Available records |
BEGIN

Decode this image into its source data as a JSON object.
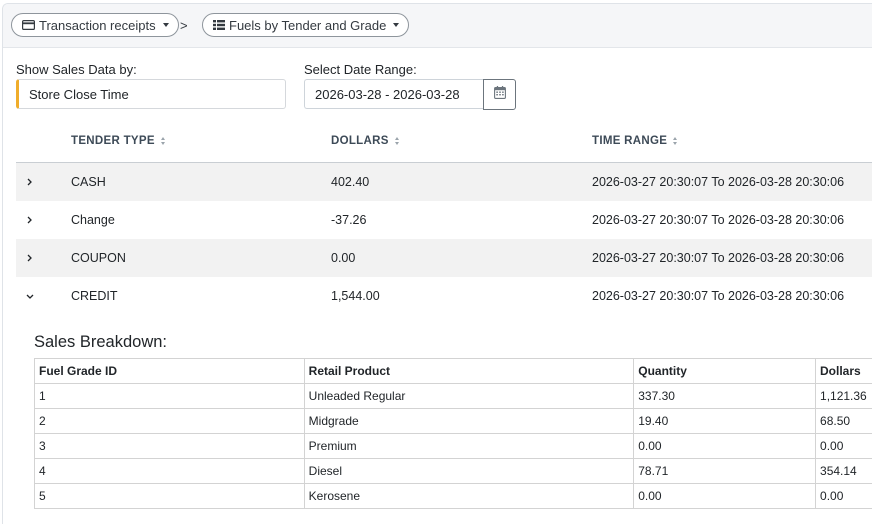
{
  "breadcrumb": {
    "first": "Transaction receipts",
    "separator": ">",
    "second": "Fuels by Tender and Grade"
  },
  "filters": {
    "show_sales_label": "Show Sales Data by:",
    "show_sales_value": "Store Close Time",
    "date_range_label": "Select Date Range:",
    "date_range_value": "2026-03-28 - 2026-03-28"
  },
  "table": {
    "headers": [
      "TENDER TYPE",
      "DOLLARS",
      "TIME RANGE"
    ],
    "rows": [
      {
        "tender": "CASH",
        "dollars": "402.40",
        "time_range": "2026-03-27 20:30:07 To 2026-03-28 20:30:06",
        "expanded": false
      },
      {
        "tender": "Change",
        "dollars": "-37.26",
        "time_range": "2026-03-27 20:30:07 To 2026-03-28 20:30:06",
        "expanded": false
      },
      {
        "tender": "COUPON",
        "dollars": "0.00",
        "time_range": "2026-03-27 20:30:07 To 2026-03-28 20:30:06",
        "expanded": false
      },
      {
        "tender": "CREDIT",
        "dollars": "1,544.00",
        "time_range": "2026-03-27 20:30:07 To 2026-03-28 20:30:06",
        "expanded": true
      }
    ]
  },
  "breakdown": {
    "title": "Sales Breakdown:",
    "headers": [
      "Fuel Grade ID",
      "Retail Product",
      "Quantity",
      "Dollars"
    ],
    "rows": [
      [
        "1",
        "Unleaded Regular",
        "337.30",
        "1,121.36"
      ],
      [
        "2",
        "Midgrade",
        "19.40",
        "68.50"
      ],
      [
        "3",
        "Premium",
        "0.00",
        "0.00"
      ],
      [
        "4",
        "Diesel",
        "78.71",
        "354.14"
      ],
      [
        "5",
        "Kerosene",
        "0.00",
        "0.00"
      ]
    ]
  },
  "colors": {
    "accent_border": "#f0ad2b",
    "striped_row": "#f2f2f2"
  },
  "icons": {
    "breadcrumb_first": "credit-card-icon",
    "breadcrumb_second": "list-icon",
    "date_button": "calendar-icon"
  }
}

END
BEGIN

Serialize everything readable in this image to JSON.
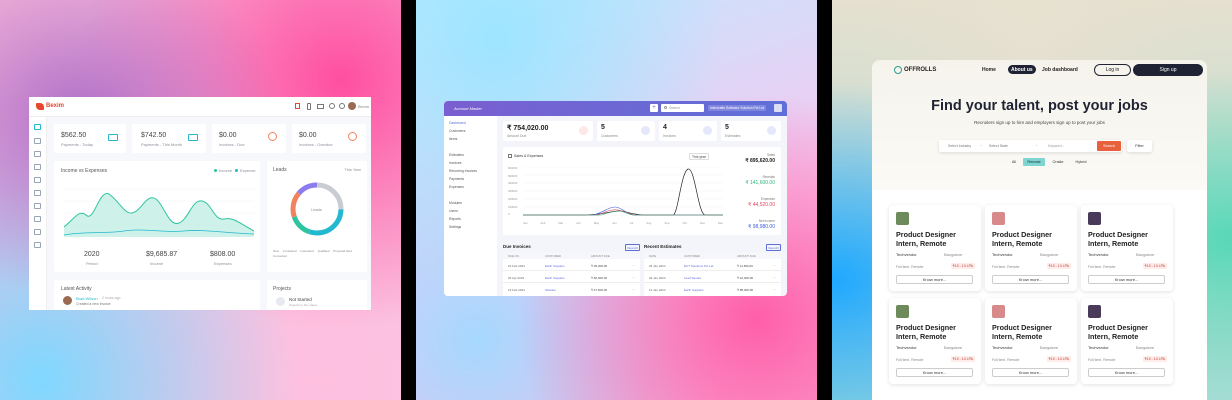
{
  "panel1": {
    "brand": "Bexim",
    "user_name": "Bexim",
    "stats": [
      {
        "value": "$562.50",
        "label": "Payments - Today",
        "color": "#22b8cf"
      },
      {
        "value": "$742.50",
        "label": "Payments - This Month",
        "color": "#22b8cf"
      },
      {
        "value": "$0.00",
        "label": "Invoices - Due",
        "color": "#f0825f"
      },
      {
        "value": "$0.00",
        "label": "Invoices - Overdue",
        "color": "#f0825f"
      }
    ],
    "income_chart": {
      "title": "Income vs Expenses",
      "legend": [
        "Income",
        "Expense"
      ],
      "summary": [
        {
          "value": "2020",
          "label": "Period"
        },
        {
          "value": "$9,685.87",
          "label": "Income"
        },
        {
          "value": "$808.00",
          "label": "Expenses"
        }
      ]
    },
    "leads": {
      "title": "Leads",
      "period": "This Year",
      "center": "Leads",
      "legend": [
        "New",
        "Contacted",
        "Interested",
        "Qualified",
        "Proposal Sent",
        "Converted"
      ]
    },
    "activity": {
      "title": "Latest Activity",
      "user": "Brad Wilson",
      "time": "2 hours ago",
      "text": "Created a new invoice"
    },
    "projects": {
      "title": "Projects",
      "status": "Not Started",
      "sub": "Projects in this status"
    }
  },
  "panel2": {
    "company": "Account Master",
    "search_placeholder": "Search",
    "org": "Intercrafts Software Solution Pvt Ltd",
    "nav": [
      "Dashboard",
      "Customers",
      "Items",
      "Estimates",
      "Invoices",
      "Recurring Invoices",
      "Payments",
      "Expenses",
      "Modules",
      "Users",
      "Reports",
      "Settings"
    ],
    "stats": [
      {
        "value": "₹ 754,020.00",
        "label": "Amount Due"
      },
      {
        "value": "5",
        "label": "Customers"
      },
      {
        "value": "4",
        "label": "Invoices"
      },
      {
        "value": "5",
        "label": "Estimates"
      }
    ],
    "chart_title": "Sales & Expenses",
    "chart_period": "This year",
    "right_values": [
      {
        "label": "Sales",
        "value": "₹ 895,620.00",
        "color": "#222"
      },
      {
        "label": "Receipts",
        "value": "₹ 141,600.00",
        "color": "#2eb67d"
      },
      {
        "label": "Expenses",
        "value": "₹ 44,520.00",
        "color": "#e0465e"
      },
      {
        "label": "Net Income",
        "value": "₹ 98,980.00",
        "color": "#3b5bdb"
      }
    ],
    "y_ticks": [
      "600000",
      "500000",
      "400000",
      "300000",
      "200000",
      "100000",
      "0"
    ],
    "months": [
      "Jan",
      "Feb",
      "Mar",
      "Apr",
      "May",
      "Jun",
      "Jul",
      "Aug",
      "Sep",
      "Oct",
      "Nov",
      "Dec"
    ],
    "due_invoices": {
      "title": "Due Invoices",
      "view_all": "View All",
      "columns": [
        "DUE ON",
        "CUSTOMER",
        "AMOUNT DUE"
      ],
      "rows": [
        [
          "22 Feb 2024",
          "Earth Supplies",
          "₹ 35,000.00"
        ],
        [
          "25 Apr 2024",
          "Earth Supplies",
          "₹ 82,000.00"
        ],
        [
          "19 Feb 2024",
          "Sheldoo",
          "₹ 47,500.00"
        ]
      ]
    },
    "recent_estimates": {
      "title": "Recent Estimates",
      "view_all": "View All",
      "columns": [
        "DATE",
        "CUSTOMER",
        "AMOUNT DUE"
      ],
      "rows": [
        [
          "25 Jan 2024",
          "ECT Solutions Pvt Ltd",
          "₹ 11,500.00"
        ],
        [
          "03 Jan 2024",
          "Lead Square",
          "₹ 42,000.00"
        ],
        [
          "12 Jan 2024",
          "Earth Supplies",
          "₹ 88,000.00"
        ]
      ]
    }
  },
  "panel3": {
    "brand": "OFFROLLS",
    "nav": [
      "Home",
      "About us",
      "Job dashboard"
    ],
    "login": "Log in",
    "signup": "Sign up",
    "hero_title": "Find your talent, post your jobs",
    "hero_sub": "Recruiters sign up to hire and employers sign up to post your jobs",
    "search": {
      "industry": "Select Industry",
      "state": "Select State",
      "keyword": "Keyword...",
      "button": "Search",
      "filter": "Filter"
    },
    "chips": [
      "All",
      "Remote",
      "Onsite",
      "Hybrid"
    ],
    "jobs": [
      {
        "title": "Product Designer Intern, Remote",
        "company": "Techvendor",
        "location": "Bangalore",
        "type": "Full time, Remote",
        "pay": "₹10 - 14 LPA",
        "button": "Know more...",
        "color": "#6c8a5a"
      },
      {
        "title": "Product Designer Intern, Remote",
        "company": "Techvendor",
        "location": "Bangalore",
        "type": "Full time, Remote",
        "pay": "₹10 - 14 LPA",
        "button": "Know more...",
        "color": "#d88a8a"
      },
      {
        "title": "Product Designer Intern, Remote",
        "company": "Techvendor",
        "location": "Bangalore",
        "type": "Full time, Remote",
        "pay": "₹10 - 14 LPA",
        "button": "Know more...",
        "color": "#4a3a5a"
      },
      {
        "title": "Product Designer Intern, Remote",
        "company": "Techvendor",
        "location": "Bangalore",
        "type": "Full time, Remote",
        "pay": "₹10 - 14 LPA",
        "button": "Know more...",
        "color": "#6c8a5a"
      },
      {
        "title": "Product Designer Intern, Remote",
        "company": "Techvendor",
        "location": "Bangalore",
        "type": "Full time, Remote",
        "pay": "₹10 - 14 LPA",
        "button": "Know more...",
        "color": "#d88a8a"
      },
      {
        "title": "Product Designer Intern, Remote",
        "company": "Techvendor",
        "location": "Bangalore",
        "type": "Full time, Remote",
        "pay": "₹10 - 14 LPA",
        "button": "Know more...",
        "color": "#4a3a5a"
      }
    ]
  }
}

END
BEGIN

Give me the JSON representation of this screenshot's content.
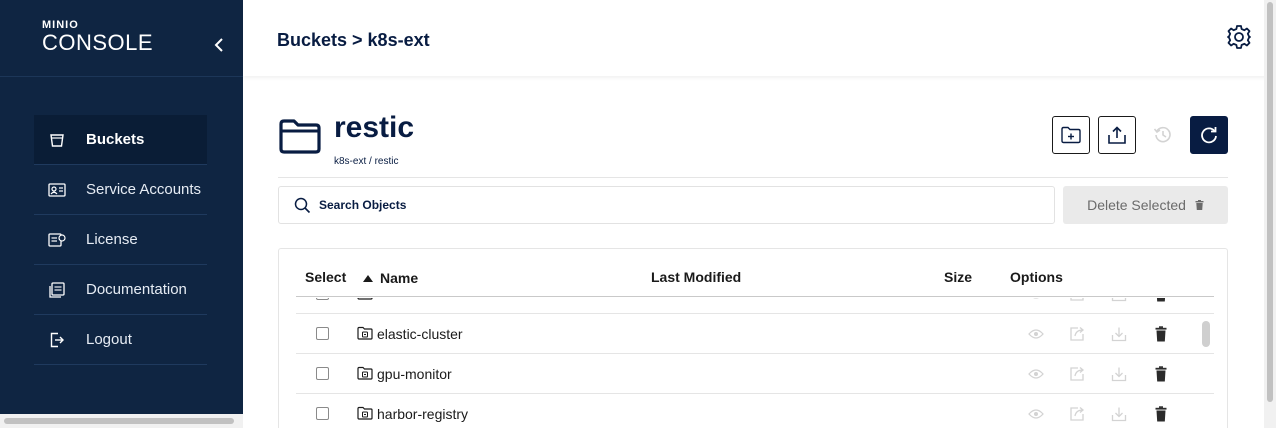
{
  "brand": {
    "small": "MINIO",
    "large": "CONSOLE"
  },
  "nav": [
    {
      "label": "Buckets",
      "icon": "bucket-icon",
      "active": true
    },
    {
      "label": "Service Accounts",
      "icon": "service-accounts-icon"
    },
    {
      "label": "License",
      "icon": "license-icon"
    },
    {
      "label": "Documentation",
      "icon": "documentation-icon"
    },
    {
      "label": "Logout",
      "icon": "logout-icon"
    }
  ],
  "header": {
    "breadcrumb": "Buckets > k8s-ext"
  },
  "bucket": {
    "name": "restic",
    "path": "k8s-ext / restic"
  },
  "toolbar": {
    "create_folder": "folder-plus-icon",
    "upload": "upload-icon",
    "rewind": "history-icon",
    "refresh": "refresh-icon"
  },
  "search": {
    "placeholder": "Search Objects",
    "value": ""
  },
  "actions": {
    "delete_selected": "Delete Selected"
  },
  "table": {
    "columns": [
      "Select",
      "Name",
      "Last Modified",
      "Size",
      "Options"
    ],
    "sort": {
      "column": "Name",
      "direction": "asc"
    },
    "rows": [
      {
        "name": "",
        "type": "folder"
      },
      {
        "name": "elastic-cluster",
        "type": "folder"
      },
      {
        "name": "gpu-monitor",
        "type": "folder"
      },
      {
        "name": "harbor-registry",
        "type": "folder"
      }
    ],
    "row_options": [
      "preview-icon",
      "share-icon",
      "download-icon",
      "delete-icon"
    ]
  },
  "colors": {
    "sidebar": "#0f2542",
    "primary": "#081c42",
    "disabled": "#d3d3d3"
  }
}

END

What this task involves | In the listing above, how many lines hold the word "post"? Give the number and nothing more.

Solution below | 2